Is this tail-recursion?

Question

I wrote a function to calculate the power of an integer then take modulus. I wonder if what I did is tail recursion :

int takeModulusTAILRECURSION(int coef, int x, int n, int module){
        int result = 0;
        if ( n > 0 )
            result = takeModulusTAILRECURSION( mod(coef * x, module), x , n - 1, module  );
        else if ( n == 0)
            result = mod ( coef , module );
        return result;
    }

//take modul of an integer ( both negative and positive )
int mod(int x, int modul){
    while ( x < 0) 
        x += modul;
    return x % modul;
}

Here is another function using recursion purely, which I think is different from the above :

int takeModulusNORMRECURSION(int x, int n, int module){
    if ( n == 1 )
        return mod( x, module );
    else {
        int total = x * takeModulusNORMRECURSION( x, n - 1, module);
        return mod( total, module);
    }
}

By the way, anyone can show me how to check the frame stack in Eclipse in these cases ? as I tried ( not know right or wrong) and they both take many stacks running.

Answer 1

Whether this is tail recursion depends on how the code is compiled.

Tail recursion happens when you're directly returning a call to another function (possibly yourself). Tail call optimization (the reason people care about tail recursion) happens when the compiler/interpreter notices this, and just replaces the current stack frame rather than creating another. In your case, if it is compiled naively, you don't have tail recursion because you're making the recursive call, then assigning it to a variable in your call stack, which you later return. That assignment step means that you're doing additional stuff after calling the other function, which makes your code as it stands not a candidate for tail call optimization.

However a good compiler should rewrite your code like so:

int takeModulusTAILRECURSION(int coef, int x, int n, int module){
    if ( n > 0 )
        return takeModulusTAILRECURSION( mod(coef * x, module), x , n - 1, module  );
    else if ( n == 0)
        return mod ( coef , module );
    else
        return 0;
}

//take modul of an integer ( both negative and positive )
int mod(int x, int modul){
    while ( x < 0) 
        x += modul;
    return x % modul;
}

Now it is tail recursive.

But whether tail call optimization could happen now depends on the language and implementation. For example if your code is supposed to be Java, then as Does the JVM prevent tail call optimizations? points out, you aren't going to get tail call optimization no matter what you do.

Edit: I was saying "tail recursive" for "tail recursive and tail call optimized".

Answer 2

The first method is tail recursive because when the function executes 'return', the value it returns is a value that does not depend on a call to another method at that time.

The second method is not tail recursive and in fact is not recursive whatsoever since it just iterates over changing values of x.

The third and final method is also tail recursive because, like the first example, when the method 'returns' it is able to do so without calling out to any method, including itself.

Hope this helps.

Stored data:
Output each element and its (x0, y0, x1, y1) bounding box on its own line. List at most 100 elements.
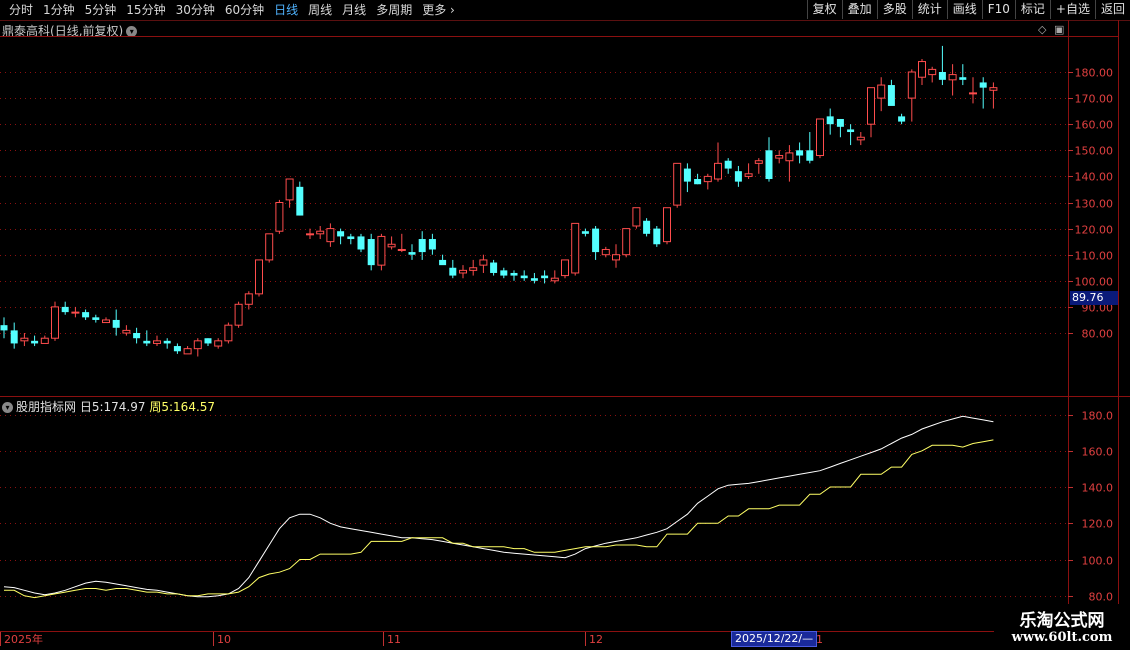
sub-tick-label: 140.0 (1082, 482, 1114, 495)
candle-body-up (387, 243, 396, 248)
candle-body-down (296, 186, 304, 216)
period-tab-0[interactable]: 分时 (4, 2, 38, 18)
toolbar-buttons: 复权 叠加 多股 统计 画线 F10 标记 +自选 返回 (806, 0, 1130, 19)
candle-body-down (826, 116, 834, 125)
candle-body-down (449, 267, 457, 276)
main-tick-label: 110.00 (1075, 250, 1114, 263)
candle-body-up (285, 178, 294, 201)
candle-body-down (439, 259, 447, 266)
candle-body-up (193, 340, 202, 350)
candle-body-down (836, 118, 844, 127)
candle-body-down (887, 85, 895, 106)
candle-body-up (20, 337, 29, 342)
candle-body-down (82, 312, 90, 318)
candle-body-up (816, 118, 824, 157)
period-tab-4[interactable]: 30分钟 (171, 2, 220, 18)
chevron-down-icon[interactable]: ▾ (126, 26, 138, 37)
candle-body-up (601, 248, 610, 256)
stock-chart[interactable]: 80.0090.00100.00110.00120.00130.00140.00… (0, 0, 1130, 650)
candle-body-down (112, 319, 120, 328)
candle-body-up (234, 303, 243, 326)
candle-body-down (592, 228, 600, 253)
candle-body-up (275, 202, 284, 232)
period-tab-1[interactable]: 1分钟 (38, 2, 80, 18)
main-tick-label: 100.00 (1075, 276, 1114, 289)
main-tick-label: 180.00 (1075, 67, 1114, 80)
toolbar-button-6[interactable]: 标记 (1014, 0, 1050, 19)
period-tab-2[interactable]: 5分钟 (80, 2, 122, 18)
chart-mode: (日线,前复权) (50, 24, 124, 38)
w5-label: 周5: (149, 400, 174, 414)
watermark-url: www.60lt.com (1011, 630, 1113, 645)
period-tab-10[interactable]: 更多 › (417, 2, 460, 18)
candle-body-up (989, 87, 998, 91)
main-tick-label: 130.00 (1075, 198, 1114, 211)
candle-body-up (918, 61, 926, 78)
candle-body-down (734, 171, 742, 182)
sub-tick-label: 160.0 (1082, 446, 1114, 459)
candle-body-down (520, 275, 528, 279)
candle-body-down (581, 231, 589, 234)
candle-body-up (969, 92, 977, 95)
candle-body-down (510, 272, 518, 276)
diamond-icon[interactable]: ◇ (1038, 23, 1046, 36)
candle-body-up (714, 162, 722, 180)
sub-tick-label: 80.0 (1089, 591, 1114, 604)
period-tab-9[interactable]: 多周期 (371, 2, 417, 18)
toolbar-button-5[interactable]: F10 (981, 0, 1015, 19)
toolbar-button-8[interactable]: 返回 (1094, 0, 1130, 19)
sub-tick-label: 100.0 (1082, 555, 1114, 568)
candle-body-up (612, 254, 620, 261)
candle-body-down (357, 236, 365, 250)
candle-body-down (133, 333, 141, 339)
candle-body-up (244, 293, 253, 305)
chevron-down-icon[interactable]: ▾ (2, 402, 13, 413)
candle-body-up (479, 259, 488, 266)
period-tab-6[interactable]: 日线 (269, 2, 303, 18)
candle-body-up (265, 233, 274, 261)
d5-value: 174.97 (103, 400, 146, 414)
candle-body-up (550, 277, 559, 282)
panel-toggle-icon[interactable]: ▣ (1054, 23, 1064, 36)
candle-body-up (754, 160, 763, 164)
toolbar-button-7[interactable]: +自选 (1049, 0, 1095, 19)
period-tab-7[interactable]: 周线 (303, 2, 337, 18)
candle-body-up (948, 74, 957, 81)
toolbar-button-3[interactable]: 统计 (911, 0, 947, 19)
x-axis-label: 12 (589, 633, 603, 646)
toolbar-button-0[interactable]: 复权 (806, 0, 842, 19)
current-price-tag: 89.76 (1070, 291, 1118, 305)
toolbar-button-4[interactable]: 画线 (946, 0, 982, 19)
cursor-date-tag: 2025/12/22/— (731, 631, 818, 647)
candle-body-down (163, 340, 171, 344)
period-tab-3[interactable]: 15分钟 (121, 2, 170, 18)
toolbar-button-1[interactable]: 叠加 (841, 0, 877, 19)
sub-tick-label: 120.0 (1082, 518, 1114, 531)
toolbar-button-2[interactable]: 多股 (876, 0, 912, 19)
period-tab-5[interactable]: 60分钟 (220, 2, 269, 18)
candle-body-up (928, 68, 937, 76)
candle-body-up (153, 340, 161, 344)
candle-body-down (10, 330, 18, 344)
candle-body-up (877, 84, 886, 99)
stock-name: 鼎泰高科 (2, 24, 51, 38)
w5-value: 164.57 (173, 400, 216, 414)
candle-body-down (418, 239, 426, 253)
candle-body-up (785, 152, 794, 162)
candle-body-up (632, 207, 641, 227)
period-tab-8[interactable]: 月线 (337, 2, 371, 18)
candle-body-down (337, 231, 345, 237)
candle-body-up (673, 162, 682, 206)
side-panel-strip (1118, 40, 1130, 390)
period-toolbar: 分时 1分钟 5分钟 15分钟 30分钟 60分钟 日线 周线 月线 多周期 更多 › 复权 叠加 多股… (0, 0, 1130, 21)
candle-body-up (775, 155, 784, 159)
watermark: 乐淘公式网 www.60lt.com (994, 604, 1130, 650)
candle-body-up (183, 348, 192, 355)
candle-body-up (397, 248, 406, 251)
candle-body-down (847, 129, 855, 133)
candle-body-up (907, 71, 916, 99)
candle-body-up (214, 340, 223, 347)
candle-body-down (938, 72, 946, 80)
candle-body-up (867, 87, 875, 125)
candle-body-down (541, 275, 549, 279)
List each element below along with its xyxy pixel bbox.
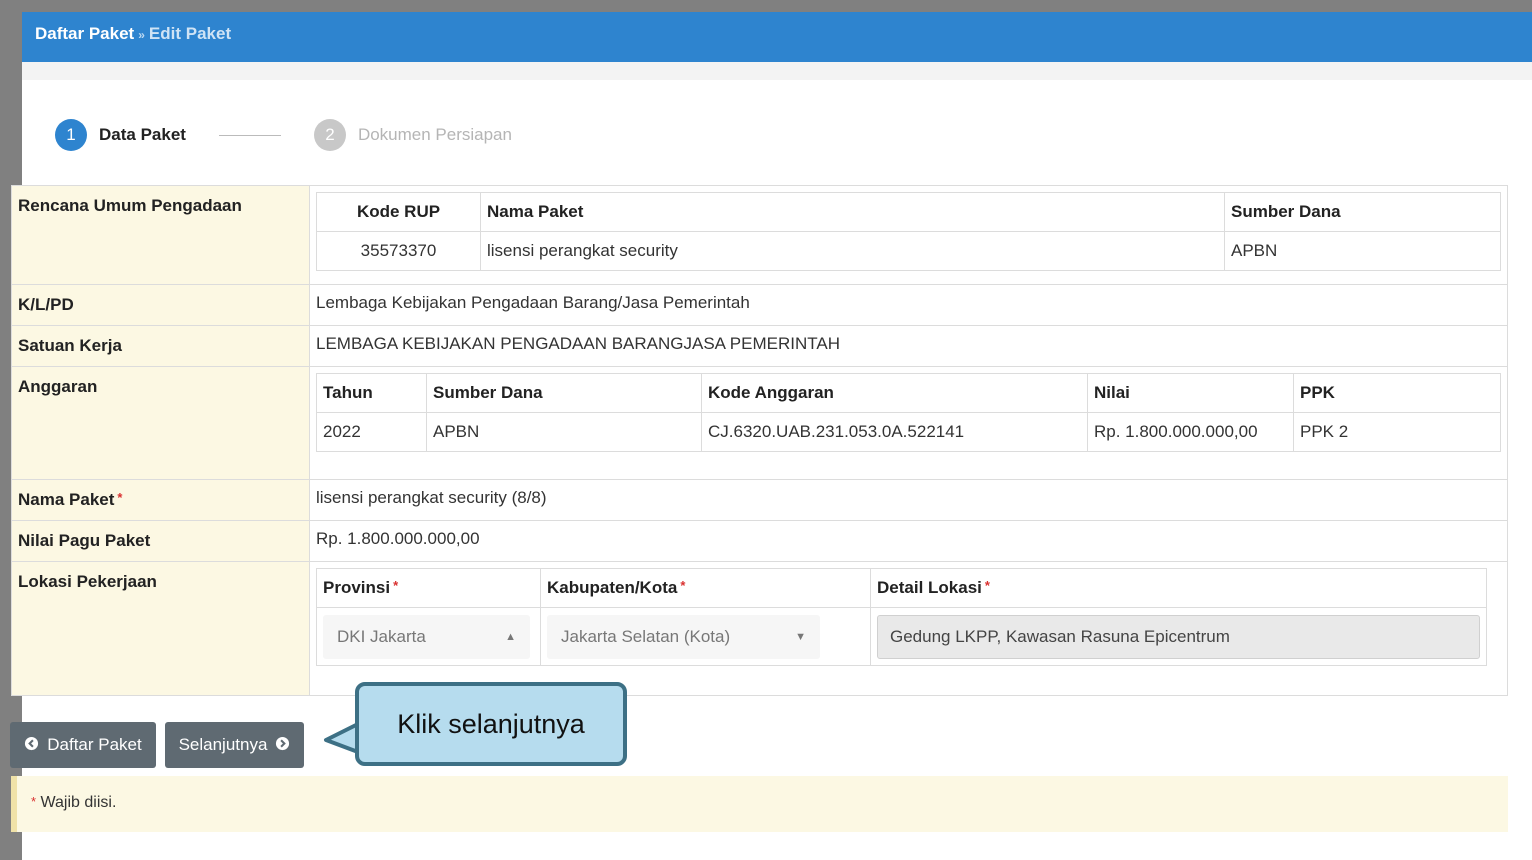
anggaran-sumber-value: APBN — [426, 412, 702, 452]
rup-sumber-value: APBN — [1224, 231, 1501, 271]
label-satuan-kerja: Satuan Kerja — [11, 325, 310, 367]
rup-kode-value: 35573370 — [316, 231, 481, 271]
breadcrumb-separator: » — [138, 28, 145, 42]
provinsi-select[interactable]: DKI Jakarta ▲ — [323, 614, 530, 659]
row-lokasi: Lokasi Pekerjaan Provinsi * Kabupaten/Kot… — [11, 561, 1508, 696]
row-anggaran: Anggaran Tahun Sumber Dana Kode Anggaran… — [11, 366, 1508, 480]
required-note-text: Wajib diisi. — [40, 794, 117, 811]
instruction-callout: Klik selanjutnya — [355, 682, 627, 766]
required-mark: * — [393, 578, 399, 593]
anggaran-ppk-value: PPK 2 — [1293, 412, 1501, 452]
breadcrumb: Daftar Paket » Edit Paket — [22, 12, 1532, 62]
lokasi-header-detail-text: Detail Lokasi — [877, 578, 982, 597]
arrow-right-circle-icon — [275, 736, 290, 755]
klpd-value: Lembaga Kebijakan Pengadaan Barang/Jasa … — [309, 284, 1508, 326]
label-nama-paket: Nama Paket * — [11, 479, 310, 521]
lokasi-header-kabupaten-text: Kabupaten/Kota — [547, 578, 678, 597]
row-klpd: K/L/PD Lembaga Kebijakan Pengadaan Baran… — [11, 284, 1508, 326]
label-rup: Rencana Umum Pengadaan — [11, 185, 310, 285]
required-mark: * — [984, 578, 990, 593]
row-nama-paket: Nama Paket * lisensi perangkat security (… — [11, 479, 1508, 521]
sub-header-strip — [22, 62, 1532, 80]
lokasi-header-kabupaten: Kabupaten/Kota * — [540, 568, 871, 608]
rup-header-sumber: Sumber Dana — [1224, 192, 1501, 232]
caret-down-icon: ▼ — [795, 630, 806, 643]
daftar-paket-button[interactable]: Daftar Paket — [10, 722, 156, 768]
label-klpd: K/L/PD — [11, 284, 310, 326]
breadcrumb-parent-link[interactable]: Daftar Paket — [35, 24, 134, 43]
anggaran-header-nilai: Nilai — [1087, 373, 1294, 413]
label-nilai-pagu: Nilai Pagu Paket — [11, 520, 310, 562]
label-anggaran: Anggaran — [11, 366, 310, 480]
kabupaten-select-value: Jakarta Selatan (Kota) — [561, 626, 731, 646]
required-mark: * — [31, 794, 37, 809]
anggaran-nilai-value: Rp. 1.800.000.000,00 — [1087, 412, 1294, 452]
rup-table: Kode RUP Nama Paket Sumber Dana 35573370… — [316, 192, 1501, 271]
step-1-number[interactable]: 1 — [55, 119, 87, 151]
label-lokasi: Lokasi Pekerjaan — [11, 561, 310, 696]
row-satuan-kerja: Satuan Kerja LEMBAGA KEBIJAKAN PENGADAAN… — [11, 325, 1508, 367]
step-2-label[interactable]: Dokumen Persiapan — [358, 125, 512, 145]
row-rup: Rencana Umum Pengadaan Kode RUP Nama Pak… — [11, 185, 1508, 285]
step-1-label[interactable]: Data Paket — [99, 125, 186, 145]
package-form: Rencana Umum Pengadaan Kode RUP Nama Pak… — [11, 185, 1508, 696]
step-connector — [218, 134, 281, 136]
lokasi-header-detail: Detail Lokasi * — [870, 568, 1487, 608]
caret-up-icon: ▲ — [505, 630, 516, 643]
required-note: * Wajib diisi. — [11, 776, 1508, 832]
lokasi-header-provinsi: Provinsi * — [316, 568, 541, 608]
lokasi-table: Provinsi * Kabupaten/Kota * Detail Lokasi *… — [316, 568, 1487, 666]
label-nama-paket-text: Nama Paket — [18, 490, 115, 509]
nama-paket-value: lisensi perangkat security (8/8) — [309, 479, 1508, 521]
required-mark: * — [117, 490, 123, 505]
provinsi-select-value: DKI Jakarta — [337, 626, 426, 646]
lokasi-header-provinsi-text: Provinsi — [323, 578, 391, 597]
anggaran-header-kode: Kode Anggaran — [701, 373, 1088, 413]
wizard-steps: 1 Data Paket 2 Dokumen Persiapan — [55, 118, 512, 152]
required-mark: * — [680, 578, 686, 593]
selanjutnya-button[interactable]: Selanjutnya — [165, 722, 304, 768]
step-2-number[interactable]: 2 — [313, 119, 346, 151]
rup-nama-value: lisensi perangkat security — [480, 231, 1225, 271]
row-nilai-pagu: Nilai Pagu Paket Rp. 1.800.000.000,00 — [11, 520, 1508, 562]
breadcrumb-current: Edit Paket — [148, 24, 232, 43]
anggaran-header-sumber: Sumber Dana — [426, 373, 702, 413]
detail-lokasi-input[interactable]: Gedung LKPP, Kawasan Rasuna Epicentrum — [877, 614, 1480, 659]
anggaran-header-ppk: PPK — [1293, 373, 1501, 413]
anggaran-table: Tahun Sumber Dana Kode Anggaran Nilai PP… — [316, 373, 1501, 452]
rup-header-kode: Kode RUP — [316, 192, 481, 232]
selanjutnya-button-label: Selanjutnya — [178, 735, 268, 754]
anggaran-header-tahun: Tahun — [316, 373, 427, 413]
anggaran-kode-value: CJ.6320.UAB.231.053.0A.522141 — [701, 412, 1088, 452]
anggaran-tahun-value: 2022 — [316, 412, 427, 452]
nilai-pagu-value: Rp. 1.800.000.000,00 — [309, 520, 1508, 562]
daftar-paket-button-label: Daftar Paket — [47, 735, 142, 754]
kabupaten-select[interactable]: Jakarta Selatan (Kota) ▼ — [547, 614, 820, 659]
arrow-left-circle-icon — [24, 736, 39, 755]
rup-header-nama: Nama Paket — [480, 192, 1225, 232]
satuan-kerja-value: LEMBAGA KEBIJAKAN PENGADAAN BARANGJASA P… — [309, 325, 1508, 367]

#### Do this:
Repeat word for word the section of the tail-recursion thread above that begins with the words "The first method" and ends with "values of x.".

#### Result:
The first method is tail recursive because when the function executes 'return', the value it returns is a value that does not depend on a call to another method at that time.

The second method is not tail recursive and in fact is not recursive whatsoever since it just iterates over changing values of x.